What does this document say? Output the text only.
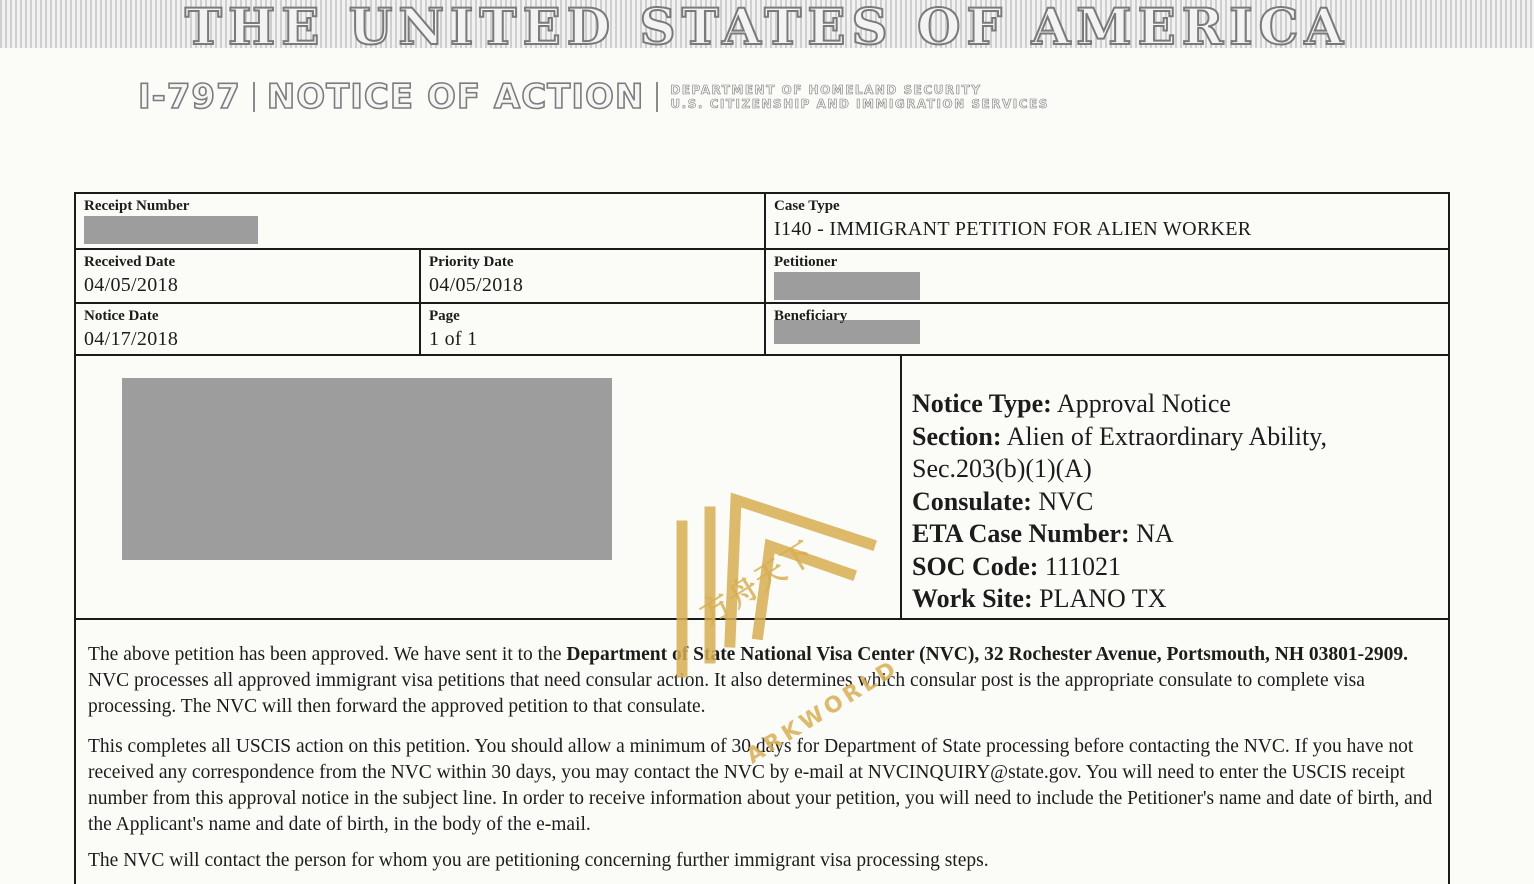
THE UNITED STATES OF AMERICA
I-797 NOTICE OF ACTION DEPARTMENT OF HOMELAND SECURITY
U.S. CITIZENSHIP AND IMMIGRATION SERVICES
Receipt Number	Case Type
I140 - IMMIGRANT PETITION FOR ALIEN WORKER
Received Date
04/05/2018
Priority Date
04/05/2018
Petitioner
Notice Date
04/17/2018
Page
1 of 1
Beneficiary
Notice Type: Approval Notice
Section: Alien of Extraordinary Ability,
Sec.203(b)(1)(A)
Consulate: NVC
ETA Case Number: NA
SOC Code: 111021
Work Site: PLANO TX

The above petition has been approved. We have sent it to the Department of State National Visa Center (NVC), 32 Rochester Avenue, Portsmouth, NH 03801-2909. NVC processes all approved immigrant visa petitions that need consular action. It also determines which consular post is the appropriate consulate to complete visa processing. The NVC will then forward the approved petition to that consulate.

This completes all USCIS action on this petition. You should allow a minimum of 30 days for Department of State processing before contacting the NVC. If you have not received any correspondence from the NVC within 30 days, you may contact the NVC by e-mail at NVCINQUIRY@state.gov. You will need to enter the USCIS receipt number from this approval notice in the subject line. In order to receive information about your petition, you will need to include the Petitioner's name and date of birth, and the Applicant's name and date of birth, in the body of the e-mail.

The NVC will contact the person for whom you are petitioning concerning further immigrant visa processing steps.

方舟天下
ARKWORLD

---

> EXERCISE OBJECTIVE
Each record must be quoted in full and exactly. Do not include the pictures.

> CORRECT RESPONSE
What does this document say? Output the text only.
THE UNITED STATES OF AMERICA
I-797 NOTICE OF ACTION DEPARTMENT OF HOMELAND SECURITY
U.S. CITIZENSHIP AND IMMIGRATION SERVICES
Receipt Number	Case Type
I140 - IMMIGRANT PETITION FOR ALIEN WORKER
Received Date
04/05/2018
Priority Date
04/05/2018
Petitioner
Notice Date
04/17/2018
Page
1 of 1
Beneficiary
Notice Type: Approval Notice
Section: Alien of Extraordinary Ability,
Sec.203(b)(1)(A)
Consulate: NVC
ETA Case Number: NA
SOC Code: 111021
Work Site: PLANO TX

The above petition has been approved. We have sent it to the Department of State National Visa Center (NVC), 32 Rochester Avenue, Portsmouth, NH 03801-2909. NVC processes all approved immigrant visa petitions that need consular action. It also determines which consular post is the appropriate consulate to complete visa processing. The NVC will then forward the approved petition to that consulate.

This completes all USCIS action on this petition. You should allow a minimum of 30 days for Department of State processing before contacting the NVC. If you have not received any correspondence from the NVC within 30 days, you may contact the NVC by e-mail at NVCINQUIRY@state.gov. You will need to enter the USCIS receipt number from this approval notice in the subject line. In order to receive information about your petition, you will need to include the Petitioner's name and date of birth, and the Applicant's name and date of birth, in the body of the e-mail.

The NVC will contact the person for whom you are petitioning concerning further immigrant visa processing steps.

方舟天下
ARKWORLD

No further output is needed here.